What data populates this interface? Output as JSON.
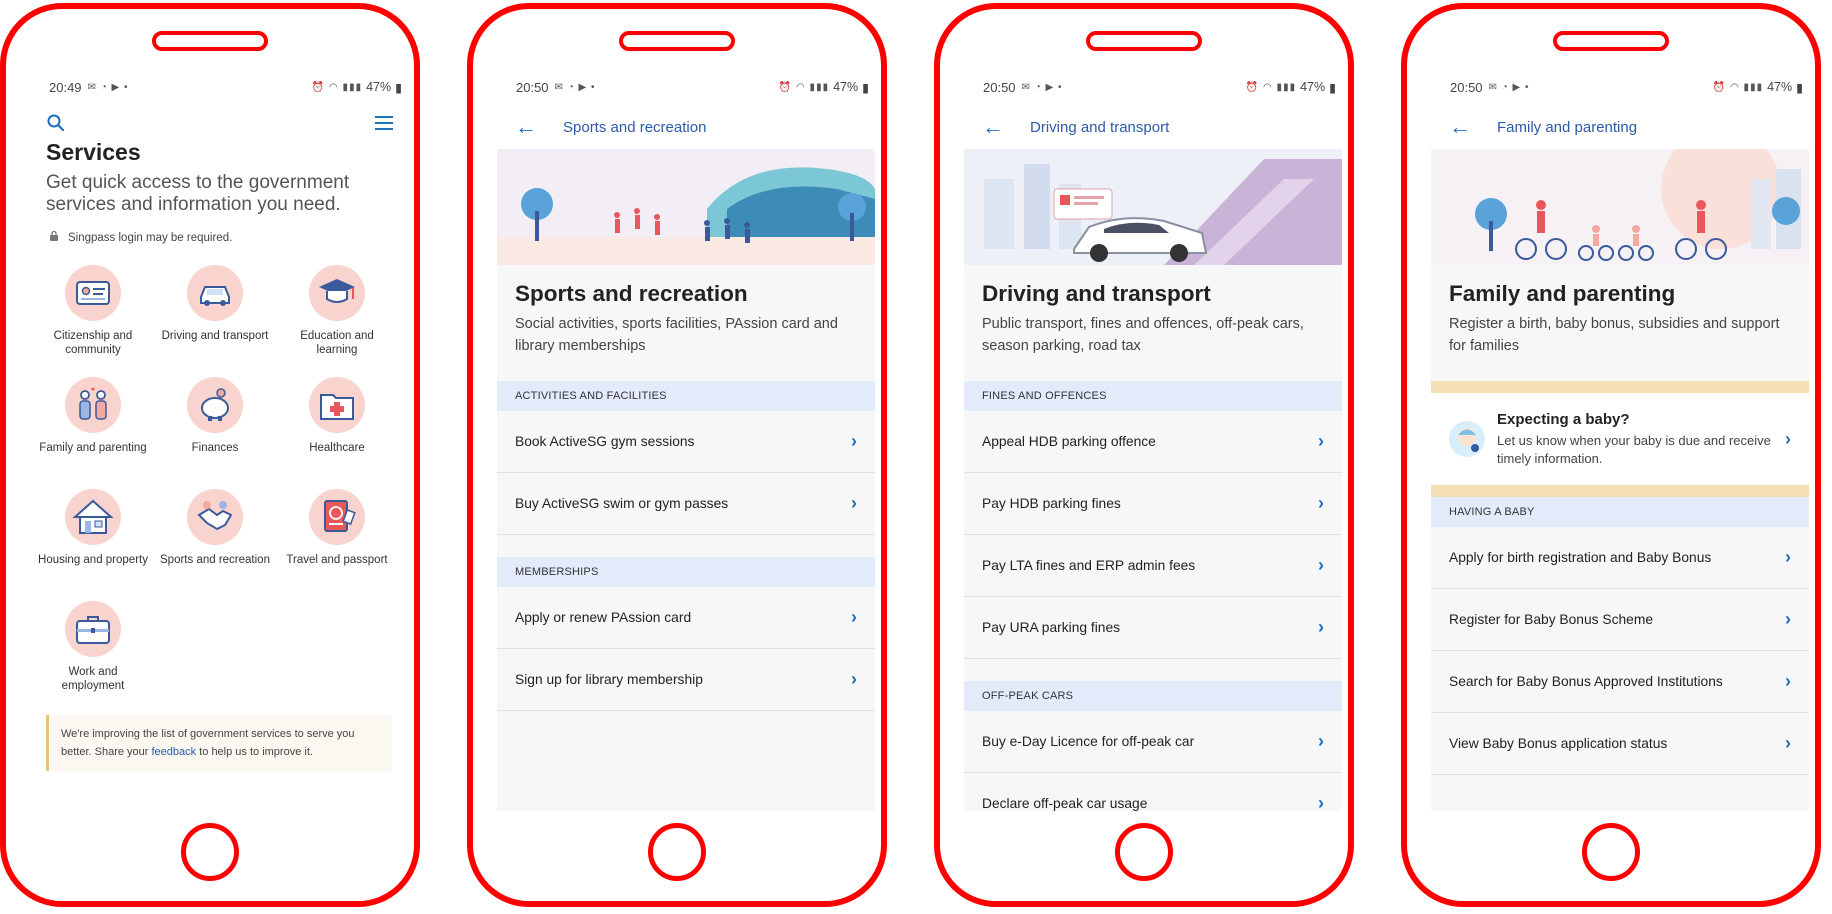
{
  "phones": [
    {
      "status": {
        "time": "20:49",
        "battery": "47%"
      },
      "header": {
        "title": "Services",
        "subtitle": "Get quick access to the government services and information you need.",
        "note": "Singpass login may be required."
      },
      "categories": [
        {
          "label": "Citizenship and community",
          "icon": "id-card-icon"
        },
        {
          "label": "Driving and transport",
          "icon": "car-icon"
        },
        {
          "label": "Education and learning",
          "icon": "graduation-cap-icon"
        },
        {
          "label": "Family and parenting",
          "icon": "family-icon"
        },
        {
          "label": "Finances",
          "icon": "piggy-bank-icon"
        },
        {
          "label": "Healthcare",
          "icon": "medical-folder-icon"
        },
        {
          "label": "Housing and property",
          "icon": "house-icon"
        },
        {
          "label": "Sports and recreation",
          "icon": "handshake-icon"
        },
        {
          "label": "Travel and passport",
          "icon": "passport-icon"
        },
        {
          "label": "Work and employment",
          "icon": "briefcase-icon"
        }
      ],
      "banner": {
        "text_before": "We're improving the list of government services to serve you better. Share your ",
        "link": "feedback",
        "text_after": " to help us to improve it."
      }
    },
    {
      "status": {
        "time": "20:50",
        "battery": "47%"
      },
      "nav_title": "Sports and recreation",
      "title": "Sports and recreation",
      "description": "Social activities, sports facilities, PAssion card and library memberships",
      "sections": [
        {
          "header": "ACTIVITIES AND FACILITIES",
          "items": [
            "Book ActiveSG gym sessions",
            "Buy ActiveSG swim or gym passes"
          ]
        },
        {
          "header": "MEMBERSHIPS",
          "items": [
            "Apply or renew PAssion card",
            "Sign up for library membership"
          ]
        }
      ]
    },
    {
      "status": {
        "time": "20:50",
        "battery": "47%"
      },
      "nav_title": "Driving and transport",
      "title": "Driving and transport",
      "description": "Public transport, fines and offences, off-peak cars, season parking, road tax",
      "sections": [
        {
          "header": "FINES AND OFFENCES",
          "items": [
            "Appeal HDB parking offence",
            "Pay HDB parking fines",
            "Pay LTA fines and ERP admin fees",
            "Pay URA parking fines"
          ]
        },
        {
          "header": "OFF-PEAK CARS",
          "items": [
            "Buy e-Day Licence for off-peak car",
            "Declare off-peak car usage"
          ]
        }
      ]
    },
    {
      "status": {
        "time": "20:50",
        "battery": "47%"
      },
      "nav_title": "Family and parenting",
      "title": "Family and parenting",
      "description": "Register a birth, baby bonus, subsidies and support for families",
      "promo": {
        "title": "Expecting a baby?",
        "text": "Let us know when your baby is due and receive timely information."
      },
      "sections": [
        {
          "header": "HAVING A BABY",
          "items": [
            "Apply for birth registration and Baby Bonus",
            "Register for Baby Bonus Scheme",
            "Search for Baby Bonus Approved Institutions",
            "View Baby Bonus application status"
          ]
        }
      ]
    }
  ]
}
---
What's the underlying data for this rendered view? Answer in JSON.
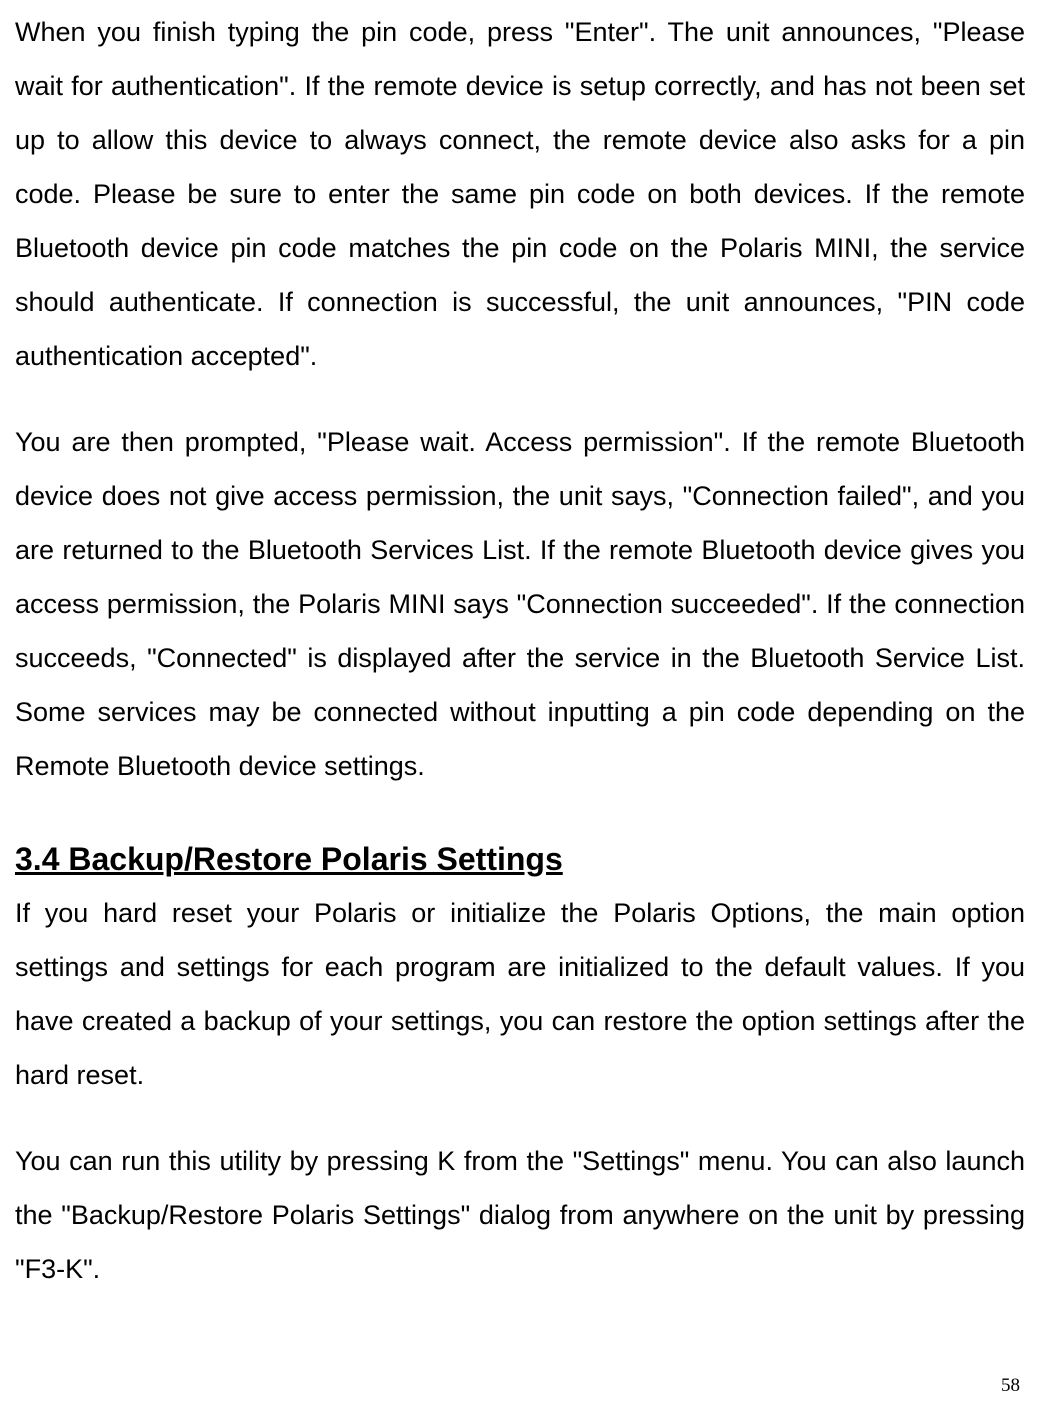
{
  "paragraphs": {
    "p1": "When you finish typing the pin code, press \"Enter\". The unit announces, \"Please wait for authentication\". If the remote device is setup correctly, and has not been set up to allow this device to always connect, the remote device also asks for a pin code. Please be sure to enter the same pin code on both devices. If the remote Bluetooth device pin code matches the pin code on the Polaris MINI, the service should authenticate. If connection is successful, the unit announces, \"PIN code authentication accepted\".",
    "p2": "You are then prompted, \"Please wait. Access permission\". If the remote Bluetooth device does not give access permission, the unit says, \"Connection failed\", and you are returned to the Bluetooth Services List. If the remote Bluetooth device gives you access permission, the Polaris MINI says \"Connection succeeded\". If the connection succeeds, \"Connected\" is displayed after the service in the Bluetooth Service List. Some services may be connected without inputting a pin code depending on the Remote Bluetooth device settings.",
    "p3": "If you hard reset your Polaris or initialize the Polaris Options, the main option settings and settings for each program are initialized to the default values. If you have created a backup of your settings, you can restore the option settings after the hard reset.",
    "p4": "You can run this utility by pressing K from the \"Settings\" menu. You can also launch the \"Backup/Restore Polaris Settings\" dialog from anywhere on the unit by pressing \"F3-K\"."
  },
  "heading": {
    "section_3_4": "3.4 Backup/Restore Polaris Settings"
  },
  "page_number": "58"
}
* * *
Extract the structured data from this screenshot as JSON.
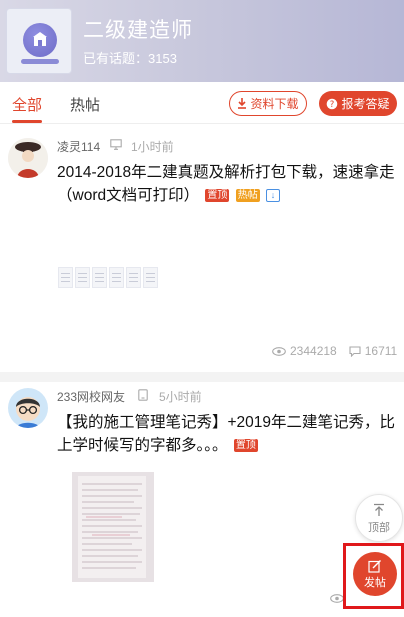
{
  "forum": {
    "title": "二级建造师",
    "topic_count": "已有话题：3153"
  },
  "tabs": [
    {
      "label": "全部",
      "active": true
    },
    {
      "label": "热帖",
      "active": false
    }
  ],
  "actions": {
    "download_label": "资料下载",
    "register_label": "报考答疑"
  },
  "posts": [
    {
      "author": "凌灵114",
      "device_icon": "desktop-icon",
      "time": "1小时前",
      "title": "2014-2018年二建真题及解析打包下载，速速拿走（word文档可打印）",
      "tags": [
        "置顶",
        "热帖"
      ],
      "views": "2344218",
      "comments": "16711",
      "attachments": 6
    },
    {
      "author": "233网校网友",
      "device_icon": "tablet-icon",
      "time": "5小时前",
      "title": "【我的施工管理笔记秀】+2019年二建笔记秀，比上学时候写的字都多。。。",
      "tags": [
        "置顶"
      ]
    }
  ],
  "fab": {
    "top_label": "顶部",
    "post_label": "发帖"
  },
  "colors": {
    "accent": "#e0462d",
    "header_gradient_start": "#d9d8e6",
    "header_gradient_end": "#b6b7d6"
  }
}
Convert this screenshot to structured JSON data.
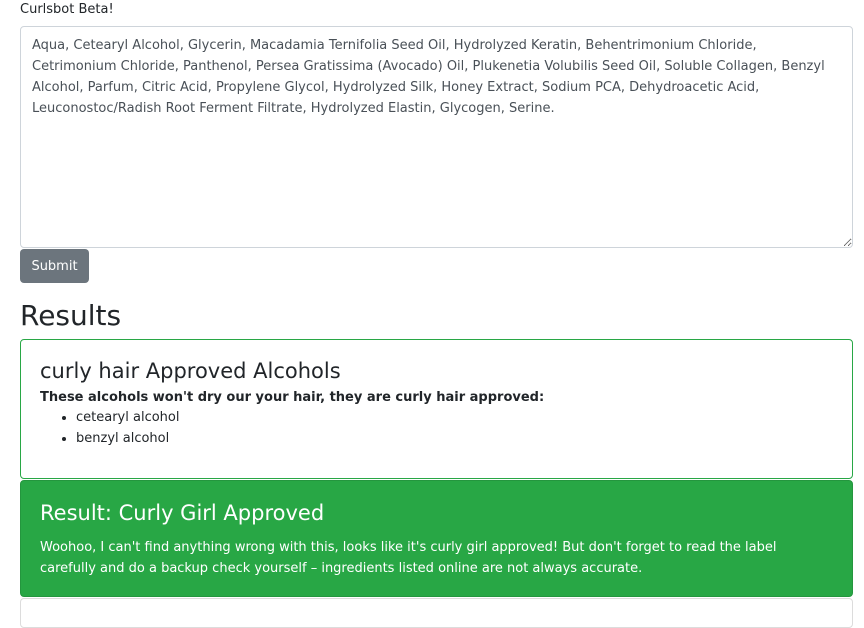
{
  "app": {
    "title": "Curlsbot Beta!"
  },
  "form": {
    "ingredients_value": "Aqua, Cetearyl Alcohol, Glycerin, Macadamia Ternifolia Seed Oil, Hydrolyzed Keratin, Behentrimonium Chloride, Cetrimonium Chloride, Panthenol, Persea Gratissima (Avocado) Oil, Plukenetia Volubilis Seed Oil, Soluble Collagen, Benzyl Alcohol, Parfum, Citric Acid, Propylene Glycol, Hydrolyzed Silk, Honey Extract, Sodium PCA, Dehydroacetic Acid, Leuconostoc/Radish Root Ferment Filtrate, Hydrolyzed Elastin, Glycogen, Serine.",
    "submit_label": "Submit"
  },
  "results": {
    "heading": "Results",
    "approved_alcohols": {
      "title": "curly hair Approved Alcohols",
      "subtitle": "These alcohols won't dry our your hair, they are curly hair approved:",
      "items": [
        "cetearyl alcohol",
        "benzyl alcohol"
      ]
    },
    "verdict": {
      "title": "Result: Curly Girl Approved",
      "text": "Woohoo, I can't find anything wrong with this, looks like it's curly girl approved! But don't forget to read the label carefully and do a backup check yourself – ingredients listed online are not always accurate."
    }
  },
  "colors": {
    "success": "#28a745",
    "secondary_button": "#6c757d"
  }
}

Objective >> Identify every line holding the word "data" and copy it out.

Result >>
What data populates this interface? Output as JSON.
What's the underlying data for this rendered view? Answer in JSON.
Extract the structured data from this screenshot as JSON.
Convert this screenshot to structured JSON data.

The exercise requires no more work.